START PROVIDED DATA
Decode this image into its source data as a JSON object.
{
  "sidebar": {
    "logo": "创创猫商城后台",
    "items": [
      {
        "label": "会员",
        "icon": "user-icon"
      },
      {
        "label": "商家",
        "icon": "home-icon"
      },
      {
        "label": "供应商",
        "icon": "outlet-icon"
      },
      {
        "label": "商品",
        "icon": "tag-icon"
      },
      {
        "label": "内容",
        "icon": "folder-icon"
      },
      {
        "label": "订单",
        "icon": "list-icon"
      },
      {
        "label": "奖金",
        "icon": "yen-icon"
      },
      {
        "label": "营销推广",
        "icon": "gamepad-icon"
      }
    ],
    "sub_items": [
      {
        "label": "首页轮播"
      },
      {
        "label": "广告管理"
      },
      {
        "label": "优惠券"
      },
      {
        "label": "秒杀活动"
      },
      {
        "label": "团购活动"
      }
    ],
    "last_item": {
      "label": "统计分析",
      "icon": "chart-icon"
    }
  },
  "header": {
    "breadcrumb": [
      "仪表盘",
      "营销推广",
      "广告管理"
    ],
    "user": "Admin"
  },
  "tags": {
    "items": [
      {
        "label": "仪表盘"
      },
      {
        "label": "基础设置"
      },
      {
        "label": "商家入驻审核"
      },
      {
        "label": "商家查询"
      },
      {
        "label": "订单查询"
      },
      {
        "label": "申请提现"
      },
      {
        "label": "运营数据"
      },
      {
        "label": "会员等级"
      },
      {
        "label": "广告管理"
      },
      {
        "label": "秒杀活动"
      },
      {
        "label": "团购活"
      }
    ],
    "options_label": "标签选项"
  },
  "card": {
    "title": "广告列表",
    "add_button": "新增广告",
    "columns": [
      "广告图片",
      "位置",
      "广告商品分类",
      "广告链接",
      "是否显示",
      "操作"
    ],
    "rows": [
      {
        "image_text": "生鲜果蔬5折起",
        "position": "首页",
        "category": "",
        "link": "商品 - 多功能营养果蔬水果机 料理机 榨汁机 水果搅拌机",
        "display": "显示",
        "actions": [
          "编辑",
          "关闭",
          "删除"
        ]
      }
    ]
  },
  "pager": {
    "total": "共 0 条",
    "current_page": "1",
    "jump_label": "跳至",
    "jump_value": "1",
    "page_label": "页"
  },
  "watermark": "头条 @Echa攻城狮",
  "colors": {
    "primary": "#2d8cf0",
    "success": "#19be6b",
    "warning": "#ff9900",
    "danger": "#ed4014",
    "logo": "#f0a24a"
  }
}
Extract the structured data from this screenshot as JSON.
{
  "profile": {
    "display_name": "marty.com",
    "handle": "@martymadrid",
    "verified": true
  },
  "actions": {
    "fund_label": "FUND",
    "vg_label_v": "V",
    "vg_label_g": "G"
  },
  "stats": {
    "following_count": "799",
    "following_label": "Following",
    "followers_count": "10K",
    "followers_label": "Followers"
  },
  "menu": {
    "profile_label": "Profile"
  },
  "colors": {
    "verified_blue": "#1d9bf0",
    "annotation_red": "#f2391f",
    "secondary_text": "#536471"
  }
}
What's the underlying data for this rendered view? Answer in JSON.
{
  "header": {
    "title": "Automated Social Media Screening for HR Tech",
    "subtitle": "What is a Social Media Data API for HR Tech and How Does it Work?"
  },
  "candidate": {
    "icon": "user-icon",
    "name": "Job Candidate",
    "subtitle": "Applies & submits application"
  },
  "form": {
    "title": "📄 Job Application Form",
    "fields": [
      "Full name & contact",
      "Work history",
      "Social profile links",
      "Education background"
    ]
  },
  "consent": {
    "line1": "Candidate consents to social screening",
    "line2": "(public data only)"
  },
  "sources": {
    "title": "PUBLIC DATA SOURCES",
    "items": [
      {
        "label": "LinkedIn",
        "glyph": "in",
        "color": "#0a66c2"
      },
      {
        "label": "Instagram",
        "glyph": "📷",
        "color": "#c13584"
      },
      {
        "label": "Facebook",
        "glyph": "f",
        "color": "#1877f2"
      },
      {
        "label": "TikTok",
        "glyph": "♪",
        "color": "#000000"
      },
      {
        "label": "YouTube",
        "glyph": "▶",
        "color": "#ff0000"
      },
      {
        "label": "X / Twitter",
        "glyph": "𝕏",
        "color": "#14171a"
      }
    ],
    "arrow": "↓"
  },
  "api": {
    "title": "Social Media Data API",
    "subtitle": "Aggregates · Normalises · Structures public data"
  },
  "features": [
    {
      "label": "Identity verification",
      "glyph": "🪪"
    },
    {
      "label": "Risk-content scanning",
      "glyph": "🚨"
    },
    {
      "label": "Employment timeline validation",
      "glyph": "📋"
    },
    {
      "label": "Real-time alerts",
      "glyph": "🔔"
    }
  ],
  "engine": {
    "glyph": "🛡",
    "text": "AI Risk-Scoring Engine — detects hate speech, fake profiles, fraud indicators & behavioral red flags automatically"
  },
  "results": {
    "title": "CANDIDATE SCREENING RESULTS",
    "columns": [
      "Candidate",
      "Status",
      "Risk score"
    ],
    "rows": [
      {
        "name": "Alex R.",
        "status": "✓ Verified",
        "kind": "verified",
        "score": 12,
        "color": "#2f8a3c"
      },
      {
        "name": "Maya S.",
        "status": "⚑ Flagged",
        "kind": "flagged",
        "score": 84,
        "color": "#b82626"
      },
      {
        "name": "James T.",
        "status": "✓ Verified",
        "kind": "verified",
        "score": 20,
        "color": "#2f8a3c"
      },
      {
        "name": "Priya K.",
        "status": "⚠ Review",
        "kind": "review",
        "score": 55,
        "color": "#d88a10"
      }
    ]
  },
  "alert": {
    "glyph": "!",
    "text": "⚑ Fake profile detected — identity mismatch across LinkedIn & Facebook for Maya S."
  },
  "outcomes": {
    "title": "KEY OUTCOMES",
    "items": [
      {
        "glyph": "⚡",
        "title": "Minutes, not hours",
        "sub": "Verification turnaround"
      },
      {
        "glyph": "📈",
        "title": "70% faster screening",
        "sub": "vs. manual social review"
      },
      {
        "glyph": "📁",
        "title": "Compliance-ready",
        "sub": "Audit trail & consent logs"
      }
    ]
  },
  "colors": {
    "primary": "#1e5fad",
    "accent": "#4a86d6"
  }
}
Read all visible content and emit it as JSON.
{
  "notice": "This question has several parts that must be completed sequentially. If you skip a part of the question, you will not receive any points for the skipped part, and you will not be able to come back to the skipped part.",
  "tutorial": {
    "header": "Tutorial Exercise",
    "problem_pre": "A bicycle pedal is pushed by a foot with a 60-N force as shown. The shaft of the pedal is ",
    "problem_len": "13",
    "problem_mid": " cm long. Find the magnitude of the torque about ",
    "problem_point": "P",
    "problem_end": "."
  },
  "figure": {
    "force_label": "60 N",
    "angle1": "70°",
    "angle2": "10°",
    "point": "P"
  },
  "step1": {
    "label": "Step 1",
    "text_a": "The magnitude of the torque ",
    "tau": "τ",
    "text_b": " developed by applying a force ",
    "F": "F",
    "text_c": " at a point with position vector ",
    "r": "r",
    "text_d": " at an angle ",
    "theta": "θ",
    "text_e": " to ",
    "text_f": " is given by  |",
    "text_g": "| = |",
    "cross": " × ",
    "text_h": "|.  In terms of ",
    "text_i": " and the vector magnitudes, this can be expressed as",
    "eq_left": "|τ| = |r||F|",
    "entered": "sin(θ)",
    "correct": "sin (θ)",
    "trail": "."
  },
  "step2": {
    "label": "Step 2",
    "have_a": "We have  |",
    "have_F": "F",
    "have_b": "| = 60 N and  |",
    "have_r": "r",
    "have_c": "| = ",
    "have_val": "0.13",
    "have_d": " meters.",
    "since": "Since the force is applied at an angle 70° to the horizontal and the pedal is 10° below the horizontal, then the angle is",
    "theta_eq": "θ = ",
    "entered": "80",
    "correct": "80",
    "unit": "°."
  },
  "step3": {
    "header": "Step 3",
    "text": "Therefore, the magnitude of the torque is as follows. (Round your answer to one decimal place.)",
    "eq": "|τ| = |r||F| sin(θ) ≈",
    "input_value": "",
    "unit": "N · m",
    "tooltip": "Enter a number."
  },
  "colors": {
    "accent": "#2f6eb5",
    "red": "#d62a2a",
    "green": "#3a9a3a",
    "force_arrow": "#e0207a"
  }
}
END PROVIDED DATA
* **WRITTEN EXERCISE**
Select and copy every line of the material that holds the string "content".

* **RESULT BELOW**
      "label": "Risk-content scanning",
Read all visible content and emit it as JSON.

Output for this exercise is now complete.